[Stored records]
════════

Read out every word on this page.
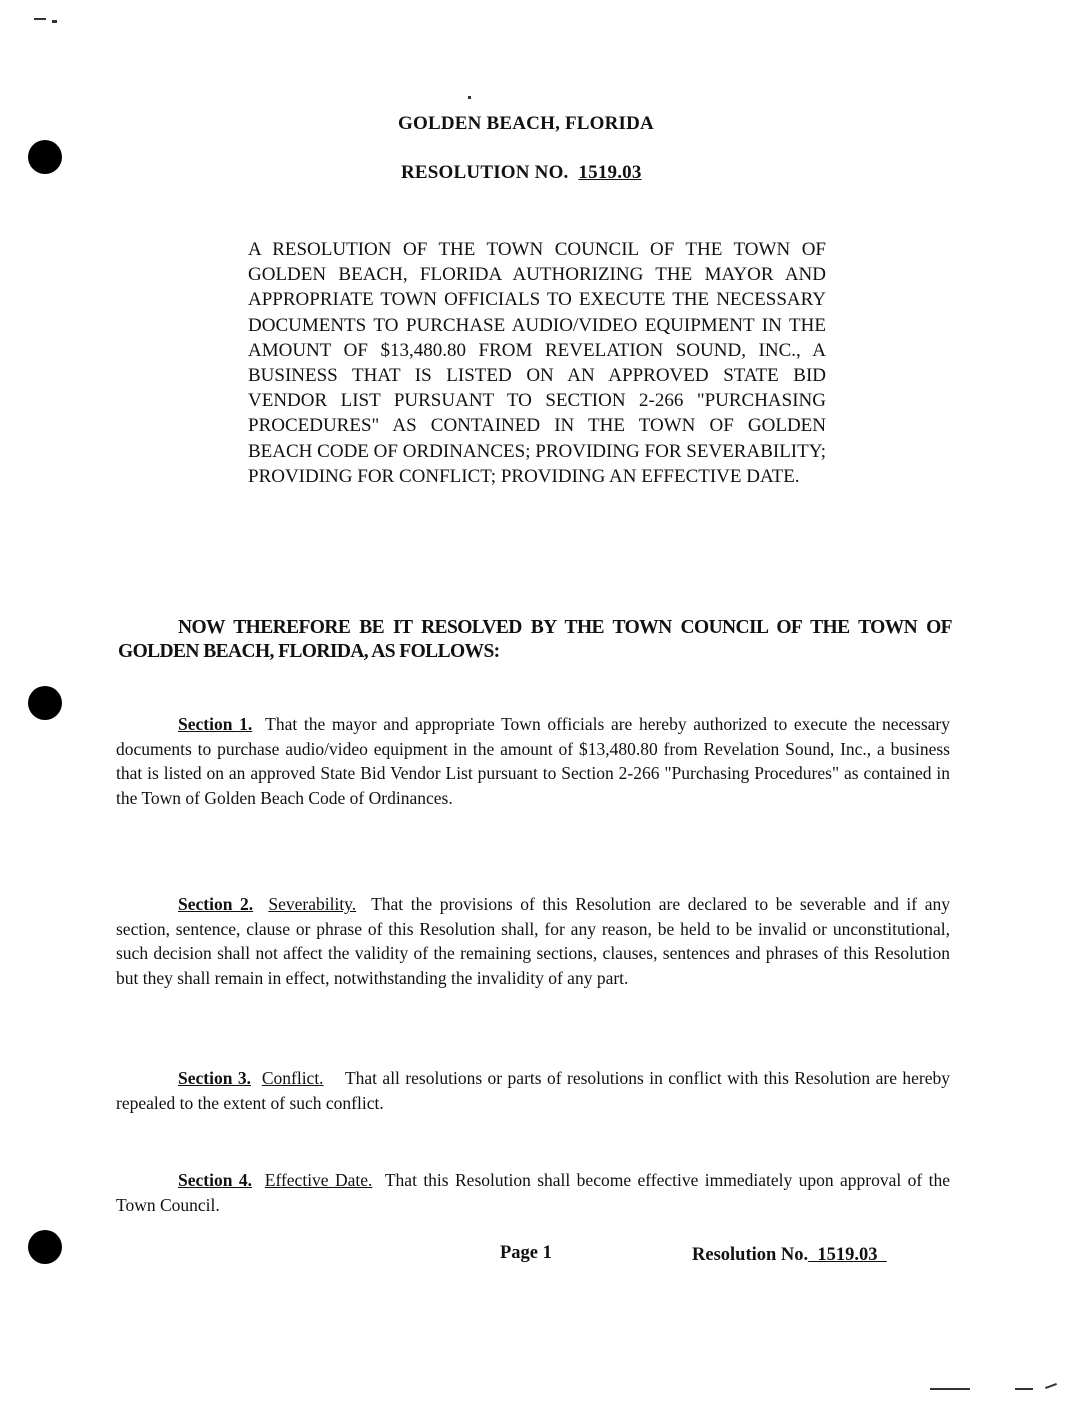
GOLDEN BEACH, FLORIDA
RESOLUTION NO. 1519.03
A RESOLUTION OF THE TOWN COUNCIL OF THE TOWN OF GOLDEN BEACH, FLORIDA AUTHORIZING THE MAYOR AND APPROPRIATE TOWN OFFICIALS TO EXECUTE THE NECESSARY DOCUMENTS TO PURCHASE AUDIO/VIDEO EQUIPMENT IN THE AMOUNT OF $13,480.80 FROM REVELATION SOUND, INC., A BUSINESS THAT IS LISTED ON AN APPROVED STATE BID VENDOR LIST PURSUANT TO SECTION 2-266 "PURCHASING PROCEDURES" AS CONTAINED IN THE TOWN OF GOLDEN BEACH CODE OF ORDINANCES; PROVIDING FOR SEVERABILITY; PROVIDING FOR CONFLICT; PROVIDING AN EFFECTIVE DATE.
NOW THEREFORE BE IT RESOLVED BY THE TOWN COUNCIL OF THE TOWN OF GOLDEN BEACH, FLORIDA, AS FOLLOWS:
Section 1. That the mayor and appropriate Town officials are hereby authorized to execute the necessary documents to purchase audio/video equipment in the amount of $13,480.80 from Revelation Sound, Inc., a business that is listed on an approved State Bid Vendor List pursuant to Section 2-266 "Purchasing Procedures" as contained in the Town of Golden Beach Code of Ordinances.
Section 2. Severability. That the provisions of this Resolution are declared to be severable and if any section, sentence, clause or phrase of this Resolution shall, for any reason, be held to be invalid or unconstitutional, such decision shall not affect the validity of the remaining sections, clauses, sentences and phrases of this Resolution but they shall remain in effect, notwithstanding the invalidity of any part.
Section 3. Conflict. That all resolutions or parts of resolutions in conflict with this Resolution are hereby repealed to the extent of such conflict.
Section 4. Effective Date. That this Resolution shall become effective immediately upon approval of the Town Council.
Page 1	Resolution No. 1519.03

════════

▸ Short problem: Reproduce each line exactly, please, except for any pictures.

▸ Final answer:
Read out every word on this page.
GOLDEN BEACH, FLORIDA
RESOLUTION NO. 1519.03
A RESOLUTION OF THE TOWN COUNCIL OF THE TOWN OF GOLDEN BEACH, FLORIDA AUTHORIZING THE MAYOR AND APPROPRIATE TOWN OFFICIALS TO EXECUTE THE NECESSARY DOCUMENTS TO PURCHASE AUDIO/VIDEO EQUIPMENT IN THE AMOUNT OF $13,480.80 FROM REVELATION SOUND, INC., A BUSINESS THAT IS LISTED ON AN APPROVED STATE BID VENDOR LIST PURSUANT TO SECTION 2-266 "PURCHASING PROCEDURES" AS CONTAINED IN THE TOWN OF GOLDEN BEACH CODE OF ORDINANCES; PROVIDING FOR SEVERABILITY; PROVIDING FOR CONFLICT; PROVIDING AN EFFECTIVE DATE.
NOW THEREFORE BE IT RESOLVED BY THE TOWN COUNCIL OF THE TOWN OF GOLDEN BEACH, FLORIDA, AS FOLLOWS:
Section 1. That the mayor and appropriate Town officials are hereby authorized to execute the necessary documents to purchase audio/video equipment in the amount of $13,480.80 from Revelation Sound, Inc., a business that is listed on an approved State Bid Vendor List pursuant to Section 2-266 "Purchasing Procedures" as contained in the Town of Golden Beach Code of Ordinances.
Section 2. Severability. That the provisions of this Resolution are declared to be severable and if any section, sentence, clause or phrase of this Resolution shall, for any reason, be held to be invalid or unconstitutional, such decision shall not affect the validity of the remaining sections, clauses, sentences and phrases of this Resolution but they shall remain in effect, notwithstanding the invalidity of any part.
Section 3. Conflict. That all resolutions or parts of resolutions in conflict with this Resolution are hereby repealed to the extent of such conflict.
Section 4. Effective Date. That this Resolution shall become effective immediately upon approval of the Town Council.
Page 1	Resolution No. 1519.03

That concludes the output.